[Extracts from a graphics dataset]
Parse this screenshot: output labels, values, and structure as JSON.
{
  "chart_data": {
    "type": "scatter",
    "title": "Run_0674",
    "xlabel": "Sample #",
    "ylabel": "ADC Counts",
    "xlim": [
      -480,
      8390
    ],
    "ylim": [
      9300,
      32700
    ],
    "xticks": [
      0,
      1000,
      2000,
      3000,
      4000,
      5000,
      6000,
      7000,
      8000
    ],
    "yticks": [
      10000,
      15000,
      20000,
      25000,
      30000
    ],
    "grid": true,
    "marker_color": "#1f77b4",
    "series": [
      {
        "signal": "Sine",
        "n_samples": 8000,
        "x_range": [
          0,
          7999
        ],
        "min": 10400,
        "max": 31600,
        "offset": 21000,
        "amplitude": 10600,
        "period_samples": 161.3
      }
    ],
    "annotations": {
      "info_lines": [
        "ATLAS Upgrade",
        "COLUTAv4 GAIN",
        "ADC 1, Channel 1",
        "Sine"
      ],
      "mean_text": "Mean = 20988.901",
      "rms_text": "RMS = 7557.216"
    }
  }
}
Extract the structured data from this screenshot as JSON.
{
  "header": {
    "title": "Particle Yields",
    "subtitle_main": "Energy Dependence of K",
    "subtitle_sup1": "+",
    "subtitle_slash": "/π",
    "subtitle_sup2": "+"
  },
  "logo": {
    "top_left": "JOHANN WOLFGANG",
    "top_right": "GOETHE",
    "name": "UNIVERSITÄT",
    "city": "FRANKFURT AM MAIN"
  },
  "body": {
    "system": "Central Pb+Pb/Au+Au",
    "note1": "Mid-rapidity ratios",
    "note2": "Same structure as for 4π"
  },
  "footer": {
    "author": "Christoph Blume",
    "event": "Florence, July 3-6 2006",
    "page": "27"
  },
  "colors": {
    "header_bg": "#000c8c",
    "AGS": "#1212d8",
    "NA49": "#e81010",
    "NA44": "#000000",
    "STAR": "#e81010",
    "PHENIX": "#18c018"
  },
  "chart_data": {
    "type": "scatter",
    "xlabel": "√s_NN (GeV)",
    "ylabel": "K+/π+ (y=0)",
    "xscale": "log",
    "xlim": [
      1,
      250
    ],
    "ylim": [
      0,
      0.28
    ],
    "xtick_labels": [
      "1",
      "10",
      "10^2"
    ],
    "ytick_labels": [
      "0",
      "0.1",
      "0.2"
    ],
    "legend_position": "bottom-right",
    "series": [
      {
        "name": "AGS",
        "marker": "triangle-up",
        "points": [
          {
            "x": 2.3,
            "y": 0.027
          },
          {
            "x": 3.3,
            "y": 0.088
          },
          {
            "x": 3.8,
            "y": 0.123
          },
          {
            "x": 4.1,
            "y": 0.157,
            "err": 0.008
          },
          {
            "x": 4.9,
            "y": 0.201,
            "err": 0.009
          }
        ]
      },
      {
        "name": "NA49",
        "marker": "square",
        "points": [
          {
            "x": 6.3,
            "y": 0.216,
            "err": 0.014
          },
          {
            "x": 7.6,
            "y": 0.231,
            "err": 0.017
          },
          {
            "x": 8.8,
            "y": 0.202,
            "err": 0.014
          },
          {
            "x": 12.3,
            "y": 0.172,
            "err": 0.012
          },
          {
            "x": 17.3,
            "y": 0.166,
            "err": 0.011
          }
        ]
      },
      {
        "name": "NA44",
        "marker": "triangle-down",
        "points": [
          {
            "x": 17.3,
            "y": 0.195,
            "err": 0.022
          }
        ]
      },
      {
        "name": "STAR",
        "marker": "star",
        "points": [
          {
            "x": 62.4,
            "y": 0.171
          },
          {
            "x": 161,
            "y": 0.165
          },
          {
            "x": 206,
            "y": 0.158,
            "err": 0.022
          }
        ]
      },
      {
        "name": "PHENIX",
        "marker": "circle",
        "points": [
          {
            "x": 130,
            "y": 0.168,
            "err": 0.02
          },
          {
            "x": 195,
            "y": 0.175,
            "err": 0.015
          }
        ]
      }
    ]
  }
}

Instructions for the task => Extract the complete listing above, reproducing each line exactly.

Answer for this exercise =>
Parse this screenshot: output labels, values, and structure as JSON.
{
  "chart_data": {
    "type": "scatter",
    "title": "Run_0674",
    "xlabel": "Sample #",
    "ylabel": "ADC Counts",
    "xlim": [
      -480,
      8390
    ],
    "ylim": [
      9300,
      32700
    ],
    "xticks": [
      0,
      1000,
      2000,
      3000,
      4000,
      5000,
      6000,
      7000,
      8000
    ],
    "yticks": [
      10000,
      15000,
      20000,
      25000,
      30000
    ],
    "grid": true,
    "marker_color": "#1f77b4",
    "series": [
      {
        "signal": "Sine",
        "n_samples": 8000,
        "x_range": [
          0,
          7999
        ],
        "min": 10400,
        "max": 31600,
        "offset": 21000,
        "amplitude": 10600,
        "period_samples": 161.3
      }
    ],
    "annotations": {
      "info_lines": [
        "ATLAS Upgrade",
        "COLUTAv4 GAIN",
        "ADC 1, Channel 1",
        "Sine"
      ],
      "mean_text": "Mean = 20988.901",
      "rms_text": "RMS = 7557.216"
    }
  }
}
Extract the structured data from this screenshot as JSON.
{
  "header": {
    "title": "Particle Yields",
    "subtitle_main": "Energy Dependence of K",
    "subtitle_sup1": "+",
    "subtitle_slash": "/π",
    "subtitle_sup2": "+"
  },
  "logo": {
    "top_left": "JOHANN WOLFGANG",
    "top_right": "GOETHE",
    "name": "UNIVERSITÄT",
    "city": "FRANKFURT AM MAIN"
  },
  "body": {
    "system": "Central Pb+Pb/Au+Au",
    "note1": "Mid-rapidity ratios",
    "note2": "Same structure as for 4π"
  },
  "footer": {
    "author": "Christoph Blume",
    "event": "Florence, July 3-6 2006",
    "page": "27"
  },
  "colors": {
    "header_bg": "#000c8c",
    "AGS": "#1212d8",
    "NA49": "#e81010",
    "NA44": "#000000",
    "STAR": "#e81010",
    "PHENIX": "#18c018"
  },
  "chart_data": {
    "type": "scatter",
    "xlabel": "√s_NN (GeV)",
    "ylabel": "K+/π+ (y=0)",
    "xscale": "log",
    "xlim": [
      1,
      250
    ],
    "ylim": [
      0,
      0.28
    ],
    "xtick_labels": [
      "1",
      "10",
      "10^2"
    ],
    "ytick_labels": [
      "0",
      "0.1",
      "0.2"
    ],
    "legend_position": "bottom-right",
    "series": [
      {
        "name": "AGS",
        "marker": "triangle-up",
        "points": [
          {
            "x": 2.3,
            "y": 0.027
          },
          {
            "x": 3.3,
            "y": 0.088
          },
          {
            "x": 3.8,
            "y": 0.123
          },
          {
            "x": 4.1,
            "y": 0.157,
            "err": 0.008
          },
          {
            "x": 4.9,
            "y": 0.201,
            "err": 0.009
          }
        ]
      },
      {
        "name": "NA49",
        "marker": "square",
        "points": [
          {
            "x": 6.3,
            "y": 0.216,
            "err": 0.014
          },
          {
            "x": 7.6,
            "y": 0.231,
            "err": 0.017
          },
          {
            "x": 8.8,
            "y": 0.202,
            "err": 0.014
          },
          {
            "x": 12.3,
            "y": 0.172,
            "err": 0.012
          },
          {
            "x": 17.3,
            "y": 0.166,
            "err": 0.011
          }
        ]
      },
      {
        "name": "NA44",
        "marker": "triangle-down",
        "points": [
          {
            "x": 17.3,
            "y": 0.195,
            "err": 0.022
          }
        ]
      },
      {
        "name": "STAR",
        "marker": "star",
        "points": [
          {
            "x": 62.4,
            "y": 0.171
          },
          {
            "x": 161,
            "y": 0.165
          },
          {
            "x": 206,
            "y": 0.158,
            "err": 0.022
          }
        ]
      },
      {
        "name": "PHENIX",
        "marker": "circle",
        "points": [
          {
            "x": 130,
            "y": 0.168,
            "err": 0.02
          },
          {
            "x": 195,
            "y": 0.175,
            "err": 0.015
          }
        ]
      }
    ]
  }
}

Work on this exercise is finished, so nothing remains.